OBJECTIVE: Output the full listing below exactly as it reads, and skip anything that is a picture.

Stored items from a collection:
================

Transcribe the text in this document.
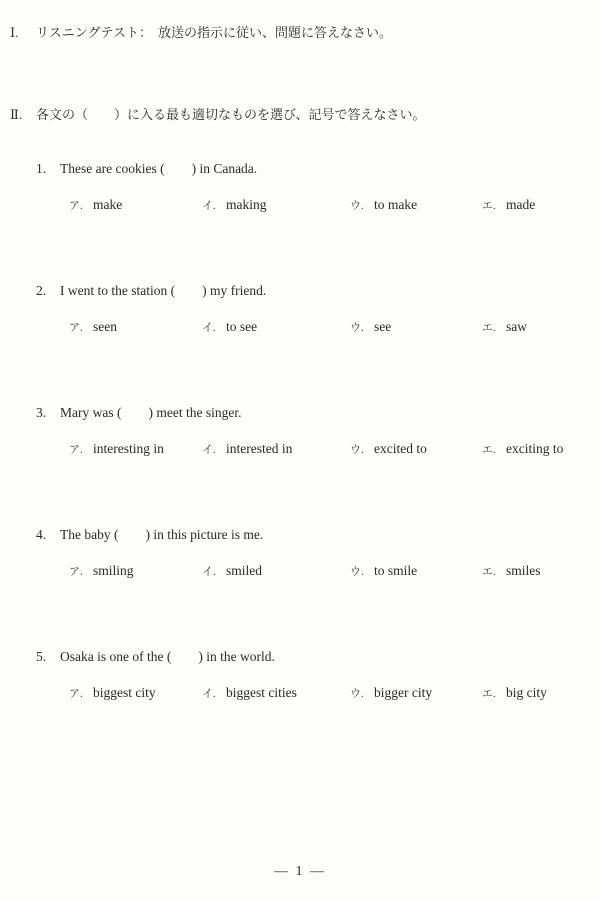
Ⅰ. リスニングテスト： 放送の指示に従い、問題に答えなさい。
Ⅱ. 各文の（　　）に入る最も適切なものを選び、記号で答えなさい。
1. These are cookies (　　) in Canada.
ア. make	イ. making	ウ. to make	エ. made
2. I went to the station (　　) my friend.
ア. seen	イ. to see	ウ. see	エ. saw
3. Mary was (　　) meet the singer.
ア. interesting in	イ. interested in	ウ. excited to	エ. exciting to
4. The baby (　　) in this picture is me.
ア. smiling	イ. smiled	ウ. to smile	エ. smiles
5. Osaka is one of the (　　) in the world.
ア. biggest city	イ. biggest cities	ウ. bigger city	エ. big city
— 1 —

================

RESPONSE:
Transcribe the text in this document.
Ⅰ. リスニングテスト： 放送の指示に従い、問題に答えなさい。
Ⅱ. 各文の（　　）に入る最も適切なものを選び、記号で答えなさい。
1. These are cookies (　　) in Canada.
ア. make	イ. making	ウ. to make	エ. made
2. I went to the station (　　) my friend.
ア. seen	イ. to see	ウ. see	エ. saw
3. Mary was (　　) meet the singer.
ア. interesting in	イ. interested in	ウ. excited to	エ. exciting to
4. The baby (　　) in this picture is me.
ア. smiling	イ. smiled	ウ. to smile	エ. smiles
5. Osaka is one of the (　　) in the world.
ア. biggest city	イ. biggest cities	ウ. bigger city	エ. big city
— 1 —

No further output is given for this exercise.